-- GIVEN INFORMATION start --
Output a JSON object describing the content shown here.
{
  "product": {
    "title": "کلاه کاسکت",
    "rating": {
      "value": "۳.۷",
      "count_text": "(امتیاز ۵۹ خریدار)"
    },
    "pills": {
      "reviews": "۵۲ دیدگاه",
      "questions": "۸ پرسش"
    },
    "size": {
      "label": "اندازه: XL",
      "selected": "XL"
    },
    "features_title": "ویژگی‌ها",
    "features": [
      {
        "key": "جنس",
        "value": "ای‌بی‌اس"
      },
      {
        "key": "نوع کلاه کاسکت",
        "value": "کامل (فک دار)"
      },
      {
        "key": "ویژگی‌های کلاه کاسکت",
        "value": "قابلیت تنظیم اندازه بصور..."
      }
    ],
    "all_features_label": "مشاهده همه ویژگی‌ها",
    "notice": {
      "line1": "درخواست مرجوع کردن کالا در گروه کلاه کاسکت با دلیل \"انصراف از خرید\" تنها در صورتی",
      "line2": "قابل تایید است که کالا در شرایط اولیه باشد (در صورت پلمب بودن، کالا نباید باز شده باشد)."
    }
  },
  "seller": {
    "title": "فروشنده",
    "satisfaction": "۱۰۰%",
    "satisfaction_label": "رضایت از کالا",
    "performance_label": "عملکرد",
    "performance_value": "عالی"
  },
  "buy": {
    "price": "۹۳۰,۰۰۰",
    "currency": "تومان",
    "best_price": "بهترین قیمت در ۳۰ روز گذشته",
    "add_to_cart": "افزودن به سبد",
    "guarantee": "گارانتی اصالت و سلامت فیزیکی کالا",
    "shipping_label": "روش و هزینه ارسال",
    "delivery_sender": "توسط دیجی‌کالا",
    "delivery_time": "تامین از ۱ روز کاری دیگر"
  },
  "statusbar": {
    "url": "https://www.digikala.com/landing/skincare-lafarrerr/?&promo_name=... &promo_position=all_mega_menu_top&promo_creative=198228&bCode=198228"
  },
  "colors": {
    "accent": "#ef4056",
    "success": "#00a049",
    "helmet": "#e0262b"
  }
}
-- GIVEN INFORMATION end --
STATED PROBLEM:
Extract the full listing above without altering anything.

RESULT FOR THIS TASK:
Output a JSON object describing the content shown here.
{
  "product": {
    "title": "کلاه کاسکت",
    "rating": {
      "value": "۳.۷",
      "count_text": "(امتیاز ۵۹ خریدار)"
    },
    "pills": {
      "reviews": "۵۲ دیدگاه",
      "questions": "۸ پرسش"
    },
    "size": {
      "label": "اندازه: XL",
      "selected": "XL"
    },
    "features_title": "ویژگی‌ها",
    "features": [
      {
        "key": "جنس",
        "value": "ای‌بی‌اس"
      },
      {
        "key": "نوع کلاه کاسکت",
        "value": "کامل (فک دار)"
      },
      {
        "key": "ویژگی‌های کلاه کاسکت",
        "value": "قابلیت تنظیم اندازه بصور..."
      }
    ],
    "all_features_label": "مشاهده همه ویژگی‌ها",
    "notice": {
      "line1": "درخواست مرجوع کردن کالا در گروه کلاه کاسکت با دلیل \"انصراف از خرید\" تنها در صورتی",
      "line2": "قابل تایید است که کالا در شرایط اولیه باشد (در صورت پلمب بودن، کالا نباید باز شده باشد)."
    }
  },
  "seller": {
    "title": "فروشنده",
    "satisfaction": "۱۰۰%",
    "satisfaction_label": "رضایت از کالا",
    "performance_label": "عملکرد",
    "performance_value": "عالی"
  },
  "buy": {
    "price": "۹۳۰,۰۰۰",
    "currency": "تومان",
    "best_price": "بهترین قیمت در ۳۰ روز گذشته",
    "add_to_cart": "افزودن به سبد",
    "guarantee": "گارانتی اصالت و سلامت فیزیکی کالا",
    "shipping_label": "روش و هزینه ارسال",
    "delivery_sender": "توسط دیجی‌کالا",
    "delivery_time": "تامین از ۱ روز کاری دیگر"
  },
  "statusbar": {
    "url": "https://www.digikala.com/landing/skincare-lafarrerr/?&promo_name=... &promo_position=all_mega_menu_top&promo_creative=198228&bCode=198228"
  },
  "colors": {
    "accent": "#ef4056",
    "success": "#00a049",
    "helmet": "#e0262b"
  }
}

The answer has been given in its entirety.